Leave out the pictures and copy everything else below exactly.

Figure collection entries
━━━━━━━━━━━━━━━━
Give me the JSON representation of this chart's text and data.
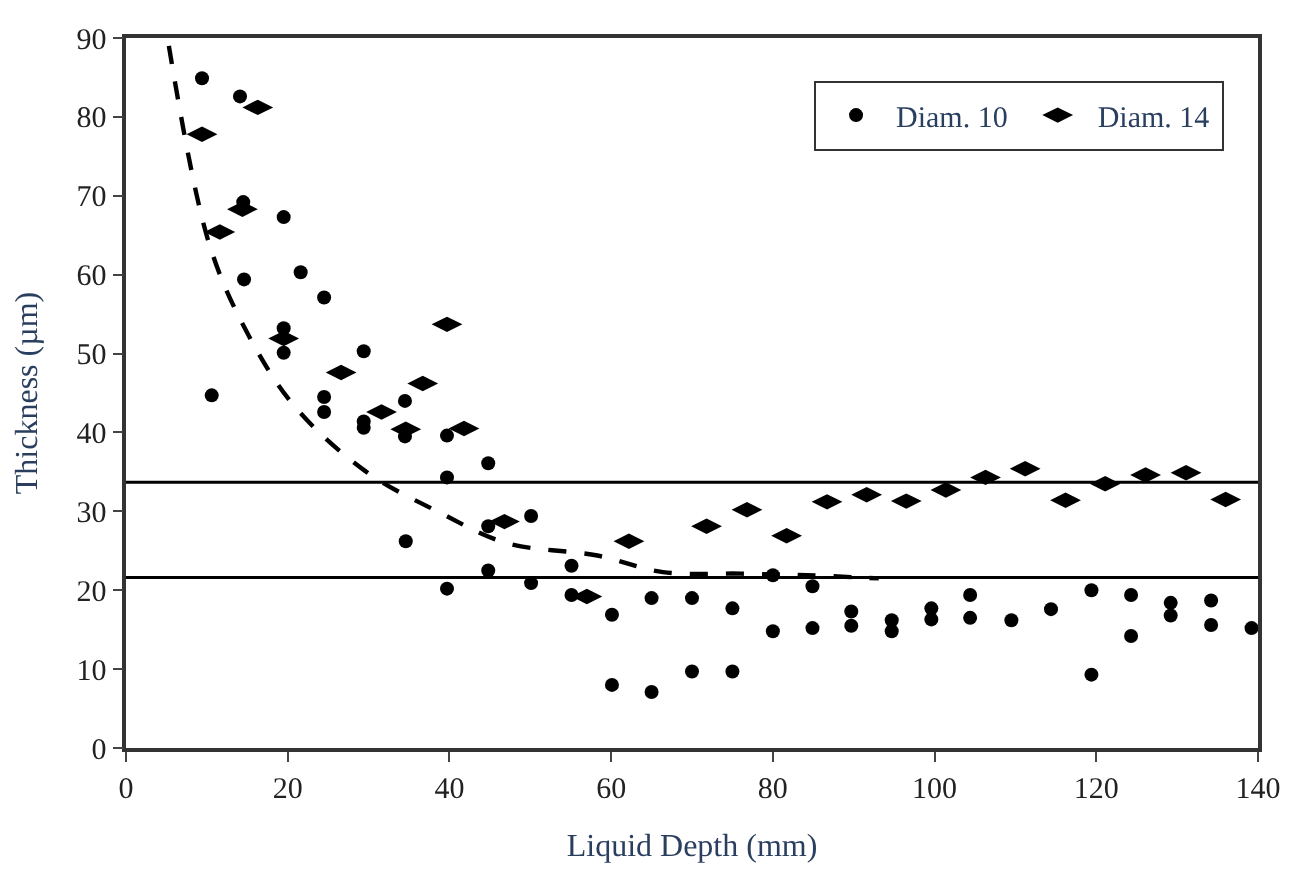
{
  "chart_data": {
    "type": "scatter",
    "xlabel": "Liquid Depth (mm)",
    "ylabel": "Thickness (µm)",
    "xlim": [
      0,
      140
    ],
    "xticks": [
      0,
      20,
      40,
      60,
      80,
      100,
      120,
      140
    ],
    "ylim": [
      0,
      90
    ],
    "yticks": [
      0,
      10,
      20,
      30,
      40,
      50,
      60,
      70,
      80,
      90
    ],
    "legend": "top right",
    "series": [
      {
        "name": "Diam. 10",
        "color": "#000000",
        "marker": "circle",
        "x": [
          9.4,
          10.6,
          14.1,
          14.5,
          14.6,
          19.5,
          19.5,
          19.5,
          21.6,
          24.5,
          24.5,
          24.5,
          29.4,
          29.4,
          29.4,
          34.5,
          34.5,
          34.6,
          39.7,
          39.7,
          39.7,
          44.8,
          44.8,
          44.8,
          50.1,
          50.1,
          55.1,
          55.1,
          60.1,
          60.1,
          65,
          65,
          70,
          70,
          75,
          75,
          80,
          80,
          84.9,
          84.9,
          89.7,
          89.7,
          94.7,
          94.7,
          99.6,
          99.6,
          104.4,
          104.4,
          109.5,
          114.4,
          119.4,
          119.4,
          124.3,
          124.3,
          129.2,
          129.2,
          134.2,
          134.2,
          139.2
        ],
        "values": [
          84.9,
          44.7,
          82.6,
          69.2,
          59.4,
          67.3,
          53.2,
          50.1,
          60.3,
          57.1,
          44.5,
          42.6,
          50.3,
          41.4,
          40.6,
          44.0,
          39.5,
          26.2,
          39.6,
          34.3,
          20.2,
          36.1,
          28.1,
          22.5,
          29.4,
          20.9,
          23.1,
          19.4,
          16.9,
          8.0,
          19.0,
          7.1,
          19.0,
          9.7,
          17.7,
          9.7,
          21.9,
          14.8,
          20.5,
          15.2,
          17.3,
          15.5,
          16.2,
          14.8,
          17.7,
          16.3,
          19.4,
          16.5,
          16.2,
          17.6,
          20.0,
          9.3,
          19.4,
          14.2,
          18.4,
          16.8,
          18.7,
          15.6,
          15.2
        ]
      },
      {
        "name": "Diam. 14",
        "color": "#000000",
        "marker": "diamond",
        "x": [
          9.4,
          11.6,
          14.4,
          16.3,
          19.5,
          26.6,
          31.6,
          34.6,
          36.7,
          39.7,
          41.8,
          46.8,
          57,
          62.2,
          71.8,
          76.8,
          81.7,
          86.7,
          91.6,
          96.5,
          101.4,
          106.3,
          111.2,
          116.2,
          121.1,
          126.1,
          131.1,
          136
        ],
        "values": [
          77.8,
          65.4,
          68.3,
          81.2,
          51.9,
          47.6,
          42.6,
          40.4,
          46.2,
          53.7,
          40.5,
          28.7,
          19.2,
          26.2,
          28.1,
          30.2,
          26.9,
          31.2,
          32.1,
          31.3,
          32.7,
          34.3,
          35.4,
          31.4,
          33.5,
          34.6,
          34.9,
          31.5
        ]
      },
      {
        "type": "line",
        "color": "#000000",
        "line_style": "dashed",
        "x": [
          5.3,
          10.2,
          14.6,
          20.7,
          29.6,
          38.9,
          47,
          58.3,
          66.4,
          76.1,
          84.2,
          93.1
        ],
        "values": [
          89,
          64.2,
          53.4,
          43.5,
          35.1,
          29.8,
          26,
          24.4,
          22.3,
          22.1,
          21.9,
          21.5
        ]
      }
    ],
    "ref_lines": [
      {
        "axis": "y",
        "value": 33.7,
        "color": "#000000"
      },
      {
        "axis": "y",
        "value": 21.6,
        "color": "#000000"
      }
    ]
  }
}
━━━━━━━━━━━━━━━━
* [THE ANSWER]
Give me the JSON representation of this chart's text and data.
{
  "chart_data": {
    "type": "scatter",
    "xlabel": "Liquid Depth (mm)",
    "ylabel": "Thickness (µm)",
    "xlim": [
      0,
      140
    ],
    "xticks": [
      0,
      20,
      40,
      60,
      80,
      100,
      120,
      140
    ],
    "ylim": [
      0,
      90
    ],
    "yticks": [
      0,
      10,
      20,
      30,
      40,
      50,
      60,
      70,
      80,
      90
    ],
    "legend": "top right",
    "series": [
      {
        "name": "Diam. 10",
        "color": "#000000",
        "marker": "circle",
        "x": [
          9.4,
          10.6,
          14.1,
          14.5,
          14.6,
          19.5,
          19.5,
          19.5,
          21.6,
          24.5,
          24.5,
          24.5,
          29.4,
          29.4,
          29.4,
          34.5,
          34.5,
          34.6,
          39.7,
          39.7,
          39.7,
          44.8,
          44.8,
          44.8,
          50.1,
          50.1,
          55.1,
          55.1,
          60.1,
          60.1,
          65,
          65,
          70,
          70,
          75,
          75,
          80,
          80,
          84.9,
          84.9,
          89.7,
          89.7,
          94.7,
          94.7,
          99.6,
          99.6,
          104.4,
          104.4,
          109.5,
          114.4,
          119.4,
          119.4,
          124.3,
          124.3,
          129.2,
          129.2,
          134.2,
          134.2,
          139.2
        ],
        "values": [
          84.9,
          44.7,
          82.6,
          69.2,
          59.4,
          67.3,
          53.2,
          50.1,
          60.3,
          57.1,
          44.5,
          42.6,
          50.3,
          41.4,
          40.6,
          44.0,
          39.5,
          26.2,
          39.6,
          34.3,
          20.2,
          36.1,
          28.1,
          22.5,
          29.4,
          20.9,
          23.1,
          19.4,
          16.9,
          8.0,
          19.0,
          7.1,
          19.0,
          9.7,
          17.7,
          9.7,
          21.9,
          14.8,
          20.5,
          15.2,
          17.3,
          15.5,
          16.2,
          14.8,
          17.7,
          16.3,
          19.4,
          16.5,
          16.2,
          17.6,
          20.0,
          9.3,
          19.4,
          14.2,
          18.4,
          16.8,
          18.7,
          15.6,
          15.2
        ]
      },
      {
        "name": "Diam. 14",
        "color": "#000000",
        "marker": "diamond",
        "x": [
          9.4,
          11.6,
          14.4,
          16.3,
          19.5,
          26.6,
          31.6,
          34.6,
          36.7,
          39.7,
          41.8,
          46.8,
          57,
          62.2,
          71.8,
          76.8,
          81.7,
          86.7,
          91.6,
          96.5,
          101.4,
          106.3,
          111.2,
          116.2,
          121.1,
          126.1,
          131.1,
          136
        ],
        "values": [
          77.8,
          65.4,
          68.3,
          81.2,
          51.9,
          47.6,
          42.6,
          40.4,
          46.2,
          53.7,
          40.5,
          28.7,
          19.2,
          26.2,
          28.1,
          30.2,
          26.9,
          31.2,
          32.1,
          31.3,
          32.7,
          34.3,
          35.4,
          31.4,
          33.5,
          34.6,
          34.9,
          31.5
        ]
      },
      {
        "type": "line",
        "color": "#000000",
        "line_style": "dashed",
        "x": [
          5.3,
          10.2,
          14.6,
          20.7,
          29.6,
          38.9,
          47,
          58.3,
          66.4,
          76.1,
          84.2,
          93.1
        ],
        "values": [
          89,
          64.2,
          53.4,
          43.5,
          35.1,
          29.8,
          26,
          24.4,
          22.3,
          22.1,
          21.9,
          21.5
        ]
      }
    ],
    "ref_lines": [
      {
        "axis": "y",
        "value": 33.7,
        "color": "#000000"
      },
      {
        "axis": "y",
        "value": 21.6,
        "color": "#000000"
      }
    ]
  }
}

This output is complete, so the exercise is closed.